К жанру праздничной истории Кинг относится почтительно и не пародирует его, а вплетает ключевые особенности в собственный текст. Повесть «Метод дыхания» — рассказ в рассказе. Внутри готической новеллы о загадочном клубе джентльменов, что травят жутковатые байки в Сочельник, спрятана социальная драма о девушке, которая решилась рожать вне брака (в тридцатые годы это было равносильно статусу безработной шлюхи). Героине повезло, в первую очередь, с упрямой волей к жизни, во вторую — с врачом, согласившимся принимать роды у незамужней (в то время как другие отказали бы и не мучились совестью).
Наверное, такой сюжет мог получиться у Премудрого Моралиста из «Рассказов о великодушных поступках», если бы он был более талантлив. То мужество, с которым девушка преодолевает препятствия (а её, естественно, выгоняют с работы, едва наметился животик), и та преданность, с которой врач помогает ей, слишком нарочиты. Ждёшь, что в финале хорошие будут награждены, плохие — наказаны, и всем спасибо, все свободны.
Но Кинг взрывает назидательную социальщину кроваво-абсурдной концовкой, и в итоге не знаешь, как к ней относиться. Вроде случилось чудо — обезглавленный труп героини умудрился родить здорового ребёнка (разумеется, в канун Рождества). С другой стороны, мир вокруг не стал лучше, и даже медсестра поначалу отказывалась помогать новорождённому: «Доктор, а что если это монстр?». Получается, порядочный человек, загнанный в угол несправедливостью мира, может рассчитывать только на то, что он — персонаж Кинга, и писатель-бог не постесняется творить чудеса? Слабенькое утешение.
Джо Хилл. Страна Рождества
Хилл Д. Страна Рождества. / Пер. с англ.— М.: Эксмо, 2014. — 644 с.

■ ■ ■ ■ ■ ■ ■

_ПРИМЕНИТЕ ПРОЧИТАННОЕ:_
**a.** Кратко перескажите абзац отрывка о рождественских историях, который начинается словами «К жанру праздничной истории». Основные факты должны сохраниться.
**b.** Продолжите отрывок о рождественских историях, начав сразу после его последней строки.

■ ■ ■ ■ ■ ■ ■

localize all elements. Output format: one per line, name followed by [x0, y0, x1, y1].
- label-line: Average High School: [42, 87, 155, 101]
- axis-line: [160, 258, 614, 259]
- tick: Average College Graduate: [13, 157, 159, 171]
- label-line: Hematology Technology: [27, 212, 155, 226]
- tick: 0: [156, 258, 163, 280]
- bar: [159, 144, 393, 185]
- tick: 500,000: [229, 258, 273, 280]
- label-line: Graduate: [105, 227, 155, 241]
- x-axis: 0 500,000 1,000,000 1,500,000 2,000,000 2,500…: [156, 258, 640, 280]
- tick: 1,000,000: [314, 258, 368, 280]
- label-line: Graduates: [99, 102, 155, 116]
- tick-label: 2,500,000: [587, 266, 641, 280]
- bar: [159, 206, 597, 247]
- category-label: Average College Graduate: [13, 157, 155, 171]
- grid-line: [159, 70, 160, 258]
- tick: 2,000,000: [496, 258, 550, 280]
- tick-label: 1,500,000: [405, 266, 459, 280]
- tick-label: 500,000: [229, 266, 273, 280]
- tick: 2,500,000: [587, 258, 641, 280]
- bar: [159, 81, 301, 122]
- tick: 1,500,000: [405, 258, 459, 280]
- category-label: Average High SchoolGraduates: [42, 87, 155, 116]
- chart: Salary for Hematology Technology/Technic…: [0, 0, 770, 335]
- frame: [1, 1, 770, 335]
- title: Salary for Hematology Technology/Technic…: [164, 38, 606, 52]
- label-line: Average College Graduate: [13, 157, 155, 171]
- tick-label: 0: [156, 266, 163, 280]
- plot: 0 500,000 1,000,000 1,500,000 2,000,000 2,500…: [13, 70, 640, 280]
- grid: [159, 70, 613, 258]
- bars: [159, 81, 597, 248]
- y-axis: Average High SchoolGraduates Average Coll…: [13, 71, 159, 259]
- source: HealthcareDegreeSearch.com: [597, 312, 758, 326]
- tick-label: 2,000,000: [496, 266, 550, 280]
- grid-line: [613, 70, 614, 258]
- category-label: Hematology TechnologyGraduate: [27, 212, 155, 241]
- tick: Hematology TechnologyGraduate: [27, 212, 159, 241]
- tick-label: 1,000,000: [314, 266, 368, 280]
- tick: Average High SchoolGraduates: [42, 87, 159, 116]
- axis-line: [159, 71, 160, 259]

■ ■ ■ ■ ■ ■ ■

_ОТВЕТЫ К ЗАДАНИЯМ:_
**a.** Кинг не пародирует жанр праздничной истории, а почтительно вплетает его черты в свой текст. Повесть «Метод дыхания» построена как рассказ в рассказе. В готическую новеллу о клубе джентльменов, которые в Сочельник рассказывают жутковатые истории, вложена социальная драма. Её героиня решилась рожать вне брака в тридцатые годы, когда это приравнивало её к безработной шлюхе. Девушке помогли упрямая воля к жизни и врач, согласившийся принимать роды у незамужней, хотя другие отказали бы.

**b.**
Сыну Стивен Кинга пока далеко до папиного уровня. Джо Хилл слишком много ставит на сюжетные ходы, грешит беллетристическими штампами и фальшивит в эмоциях. Но именно ему удалось зайти дальше всех в разрушении благостного образа Рождества, созданного больным воображением маркетологов. Страна Рождества — альтернативное измерение, куда серийный маньяк Чарльз Мэнкс утаскивает детей и делает с ними всё то, о чём не хочется думать. Само место напоминает диснеевский мультфильм, пропущенный через сознание извращенца и садиста:
«Половину неба окутывали облака. А другую половину обильно усыпали сахарные звезды, среди которых висела луна с крючковатым носом и широким улыбающимся ртом. Она взирала на дорогу внизу, желтой прорезью горели глаза, чуть видимые из-под опущенных век. Вдоль дороги выстроились причудливые хвойные деревья. Бингу пришлось посмотреть на них дважды, прежде чем он понял, что это вовсе не сосны, а деревья, составленные из круглых леденцов».
Всё, к чему прикасаются персонажи, гниёт с характерным ванильным запахом. Газ, при помощи которого усыпляют похищенных, называется «пряничным дымом», и даже рождественская открытка больше похожа на постер к фильму ужасов:
«Мальчик и девочка, оба в пушистом длинном нижнем белье, высовывали из-за угла любопытные носы и широко раскрытыми от удивления глазами смотрели на Санта-Клауса, стоявшего в темноте перед рождественской елкой».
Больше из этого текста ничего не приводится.